== GIVEN INSTRUCTION ==
Gather all lines in the data that hold the string "this".

== GIVEN RECORDS ==

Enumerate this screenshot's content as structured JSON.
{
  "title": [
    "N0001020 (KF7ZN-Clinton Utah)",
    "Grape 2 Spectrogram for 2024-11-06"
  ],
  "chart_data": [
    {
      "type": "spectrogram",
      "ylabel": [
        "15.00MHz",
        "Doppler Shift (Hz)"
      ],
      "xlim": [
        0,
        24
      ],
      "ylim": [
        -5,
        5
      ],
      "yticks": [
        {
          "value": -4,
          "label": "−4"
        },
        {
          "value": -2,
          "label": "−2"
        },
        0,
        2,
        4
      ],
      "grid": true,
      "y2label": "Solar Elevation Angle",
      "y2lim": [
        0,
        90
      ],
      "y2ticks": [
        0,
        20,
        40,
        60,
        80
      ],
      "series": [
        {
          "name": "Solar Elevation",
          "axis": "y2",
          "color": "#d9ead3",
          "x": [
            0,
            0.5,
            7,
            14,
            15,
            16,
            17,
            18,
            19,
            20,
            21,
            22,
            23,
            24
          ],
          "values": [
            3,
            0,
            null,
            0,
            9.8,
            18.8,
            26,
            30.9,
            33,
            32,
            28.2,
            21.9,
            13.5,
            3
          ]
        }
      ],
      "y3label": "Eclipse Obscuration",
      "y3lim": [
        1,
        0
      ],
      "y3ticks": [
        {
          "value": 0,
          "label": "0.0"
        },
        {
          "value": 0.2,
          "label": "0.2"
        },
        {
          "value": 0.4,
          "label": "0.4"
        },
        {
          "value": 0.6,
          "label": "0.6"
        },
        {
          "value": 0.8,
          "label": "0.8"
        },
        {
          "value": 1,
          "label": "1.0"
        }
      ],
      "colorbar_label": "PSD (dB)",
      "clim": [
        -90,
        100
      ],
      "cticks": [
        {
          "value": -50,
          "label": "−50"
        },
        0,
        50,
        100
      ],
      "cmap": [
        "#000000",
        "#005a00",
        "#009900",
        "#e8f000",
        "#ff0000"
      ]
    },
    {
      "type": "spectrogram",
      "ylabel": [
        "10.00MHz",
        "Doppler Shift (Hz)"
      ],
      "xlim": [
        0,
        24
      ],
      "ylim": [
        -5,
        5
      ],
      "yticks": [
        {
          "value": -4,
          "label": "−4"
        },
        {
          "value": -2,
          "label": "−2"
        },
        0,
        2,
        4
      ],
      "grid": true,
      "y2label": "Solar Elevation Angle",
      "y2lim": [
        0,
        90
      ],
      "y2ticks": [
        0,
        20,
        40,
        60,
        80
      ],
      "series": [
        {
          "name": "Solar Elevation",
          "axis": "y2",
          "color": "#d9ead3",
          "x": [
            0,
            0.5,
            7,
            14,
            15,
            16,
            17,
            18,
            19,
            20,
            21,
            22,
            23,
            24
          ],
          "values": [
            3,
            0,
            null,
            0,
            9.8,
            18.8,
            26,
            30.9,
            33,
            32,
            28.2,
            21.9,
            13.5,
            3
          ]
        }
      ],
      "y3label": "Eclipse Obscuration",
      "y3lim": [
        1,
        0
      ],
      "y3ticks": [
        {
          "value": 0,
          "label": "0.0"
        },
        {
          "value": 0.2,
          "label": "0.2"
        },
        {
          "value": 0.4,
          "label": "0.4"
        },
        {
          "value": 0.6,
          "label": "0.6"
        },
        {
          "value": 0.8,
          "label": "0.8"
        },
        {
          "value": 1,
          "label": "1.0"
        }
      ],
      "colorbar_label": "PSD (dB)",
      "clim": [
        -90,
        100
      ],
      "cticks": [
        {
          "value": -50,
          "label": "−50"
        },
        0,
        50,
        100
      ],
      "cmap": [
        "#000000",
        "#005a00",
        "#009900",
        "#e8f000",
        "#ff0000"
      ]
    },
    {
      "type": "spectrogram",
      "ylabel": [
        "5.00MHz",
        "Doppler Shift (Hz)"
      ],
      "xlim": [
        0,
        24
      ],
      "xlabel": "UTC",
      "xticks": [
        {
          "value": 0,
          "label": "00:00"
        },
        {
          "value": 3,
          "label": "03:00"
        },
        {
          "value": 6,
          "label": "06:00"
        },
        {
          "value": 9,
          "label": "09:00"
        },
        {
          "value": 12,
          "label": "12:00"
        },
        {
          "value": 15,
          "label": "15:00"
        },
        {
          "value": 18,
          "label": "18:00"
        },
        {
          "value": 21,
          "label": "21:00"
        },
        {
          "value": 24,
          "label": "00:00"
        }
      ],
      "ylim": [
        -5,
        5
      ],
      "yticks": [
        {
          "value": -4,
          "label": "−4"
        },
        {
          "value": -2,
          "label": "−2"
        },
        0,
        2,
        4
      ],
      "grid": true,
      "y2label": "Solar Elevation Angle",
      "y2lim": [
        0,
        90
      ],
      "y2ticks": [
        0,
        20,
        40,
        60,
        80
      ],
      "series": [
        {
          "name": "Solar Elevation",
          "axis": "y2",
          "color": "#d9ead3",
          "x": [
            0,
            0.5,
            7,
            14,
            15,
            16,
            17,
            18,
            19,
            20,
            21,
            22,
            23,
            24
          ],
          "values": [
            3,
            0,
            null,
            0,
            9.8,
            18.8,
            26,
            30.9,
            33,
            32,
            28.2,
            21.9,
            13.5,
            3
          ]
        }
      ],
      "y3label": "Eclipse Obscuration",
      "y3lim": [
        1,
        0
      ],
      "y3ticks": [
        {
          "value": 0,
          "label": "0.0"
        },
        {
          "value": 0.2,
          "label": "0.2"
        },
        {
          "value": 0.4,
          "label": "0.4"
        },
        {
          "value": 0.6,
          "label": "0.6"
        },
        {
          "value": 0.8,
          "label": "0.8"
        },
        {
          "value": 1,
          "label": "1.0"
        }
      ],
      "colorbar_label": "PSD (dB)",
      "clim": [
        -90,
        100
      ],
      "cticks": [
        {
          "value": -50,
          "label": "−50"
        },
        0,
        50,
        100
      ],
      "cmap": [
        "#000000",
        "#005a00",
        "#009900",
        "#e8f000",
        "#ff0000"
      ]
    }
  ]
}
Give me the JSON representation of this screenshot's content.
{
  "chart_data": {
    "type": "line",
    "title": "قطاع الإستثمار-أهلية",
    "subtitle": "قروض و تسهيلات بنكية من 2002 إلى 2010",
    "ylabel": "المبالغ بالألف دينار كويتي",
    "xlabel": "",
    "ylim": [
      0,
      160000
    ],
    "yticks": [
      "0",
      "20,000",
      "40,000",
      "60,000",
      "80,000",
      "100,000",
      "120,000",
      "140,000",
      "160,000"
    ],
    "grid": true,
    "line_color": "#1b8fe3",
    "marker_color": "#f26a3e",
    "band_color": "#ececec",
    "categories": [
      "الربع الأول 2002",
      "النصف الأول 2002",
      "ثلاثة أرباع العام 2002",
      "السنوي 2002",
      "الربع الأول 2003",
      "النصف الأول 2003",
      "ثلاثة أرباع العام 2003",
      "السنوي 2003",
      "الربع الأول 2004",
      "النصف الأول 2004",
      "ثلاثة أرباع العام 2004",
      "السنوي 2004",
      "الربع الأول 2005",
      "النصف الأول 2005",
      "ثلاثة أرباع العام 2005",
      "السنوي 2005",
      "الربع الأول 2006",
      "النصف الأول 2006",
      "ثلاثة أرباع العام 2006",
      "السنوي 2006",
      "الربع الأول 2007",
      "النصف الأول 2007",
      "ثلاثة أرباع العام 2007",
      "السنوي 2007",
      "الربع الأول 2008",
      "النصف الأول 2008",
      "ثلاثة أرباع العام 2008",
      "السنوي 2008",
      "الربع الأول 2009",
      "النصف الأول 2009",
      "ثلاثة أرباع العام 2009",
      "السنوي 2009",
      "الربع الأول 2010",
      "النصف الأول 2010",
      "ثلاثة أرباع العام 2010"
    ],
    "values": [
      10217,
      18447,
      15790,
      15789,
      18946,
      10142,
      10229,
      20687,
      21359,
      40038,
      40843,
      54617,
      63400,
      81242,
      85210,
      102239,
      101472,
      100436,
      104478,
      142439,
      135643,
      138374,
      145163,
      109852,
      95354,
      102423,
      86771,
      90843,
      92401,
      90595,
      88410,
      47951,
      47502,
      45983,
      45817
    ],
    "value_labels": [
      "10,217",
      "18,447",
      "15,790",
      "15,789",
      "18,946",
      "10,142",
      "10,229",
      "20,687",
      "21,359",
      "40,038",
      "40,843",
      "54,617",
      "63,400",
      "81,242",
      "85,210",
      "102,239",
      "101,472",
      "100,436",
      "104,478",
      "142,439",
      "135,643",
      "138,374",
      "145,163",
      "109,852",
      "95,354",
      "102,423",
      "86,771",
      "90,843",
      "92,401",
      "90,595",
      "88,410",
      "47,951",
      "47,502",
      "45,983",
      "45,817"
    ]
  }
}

== COMPLETED TASK ==
Enumerate this screenshot's content as structured JSON.
Give me the JSON representation of this screenshot's content.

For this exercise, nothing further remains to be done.